▸ Short task
Below are records to be output exactly, every one of them.

▸ Data entries
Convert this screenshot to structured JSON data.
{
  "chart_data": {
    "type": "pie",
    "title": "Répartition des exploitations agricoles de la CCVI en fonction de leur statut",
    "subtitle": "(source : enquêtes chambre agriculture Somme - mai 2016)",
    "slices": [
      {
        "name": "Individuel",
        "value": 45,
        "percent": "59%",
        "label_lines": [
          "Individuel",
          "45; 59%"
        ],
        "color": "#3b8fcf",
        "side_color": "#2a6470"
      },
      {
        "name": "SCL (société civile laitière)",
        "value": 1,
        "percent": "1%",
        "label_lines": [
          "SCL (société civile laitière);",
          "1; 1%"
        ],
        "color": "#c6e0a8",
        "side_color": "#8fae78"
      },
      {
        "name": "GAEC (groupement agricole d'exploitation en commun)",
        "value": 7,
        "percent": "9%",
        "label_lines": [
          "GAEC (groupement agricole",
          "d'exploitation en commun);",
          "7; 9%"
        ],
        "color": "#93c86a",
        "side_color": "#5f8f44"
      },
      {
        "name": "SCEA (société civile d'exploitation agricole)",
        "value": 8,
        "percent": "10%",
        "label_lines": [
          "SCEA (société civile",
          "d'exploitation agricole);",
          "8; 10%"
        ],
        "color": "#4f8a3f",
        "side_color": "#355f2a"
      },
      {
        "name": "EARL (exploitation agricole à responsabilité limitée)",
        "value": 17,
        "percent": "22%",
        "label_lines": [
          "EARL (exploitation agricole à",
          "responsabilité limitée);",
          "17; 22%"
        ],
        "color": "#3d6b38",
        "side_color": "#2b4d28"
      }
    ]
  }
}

▸ Written answer
Convert this screenshot to structured JSON data.
{
  "chart_data": {
    "type": "pie",
    "title": "Répartition des exploitations agricoles de la CCVI en fonction de leur statut",
    "subtitle": "(source : enquêtes chambre agriculture Somme - mai 2016)",
    "slices": [
      {
        "name": "Individuel",
        "value": 45,
        "percent": "59%",
        "label_lines": [
          "Individuel",
          "45; 59%"
        ],
        "color": "#3b8fcf",
        "side_color": "#2a6470"
      },
      {
        "name": "SCL (société civile laitière)",
        "value": 1,
        "percent": "1%",
        "label_lines": [
          "SCL (société civile laitière);",
          "1; 1%"
        ],
        "color": "#c6e0a8",
        "side_color": "#8fae78"
      },
      {
        "name": "GAEC (groupement agricole d'exploitation en commun)",
        "value": 7,
        "percent": "9%",
        "label_lines": [
          "GAEC (groupement agricole",
          "d'exploitation en commun);",
          "7; 9%"
        ],
        "color": "#93c86a",
        "side_color": "#5f8f44"
      },
      {
        "name": "SCEA (société civile d'exploitation agricole)",
        "value": 8,
        "percent": "10%",
        "label_lines": [
          "SCEA (société civile",
          "d'exploitation agricole);",
          "8; 10%"
        ],
        "color": "#4f8a3f",
        "side_color": "#355f2a"
      },
      {
        "name": "EARL (exploitation agricole à responsabilité limitée)",
        "value": 17,
        "percent": "22%",
        "label_lines": [
          "EARL (exploitation agricole à",
          "responsabilité limitée);",
          "17; 22%"
        ],
        "color": "#3d6b38",
        "side_color": "#2b4d28"
      }
    ]
  }
}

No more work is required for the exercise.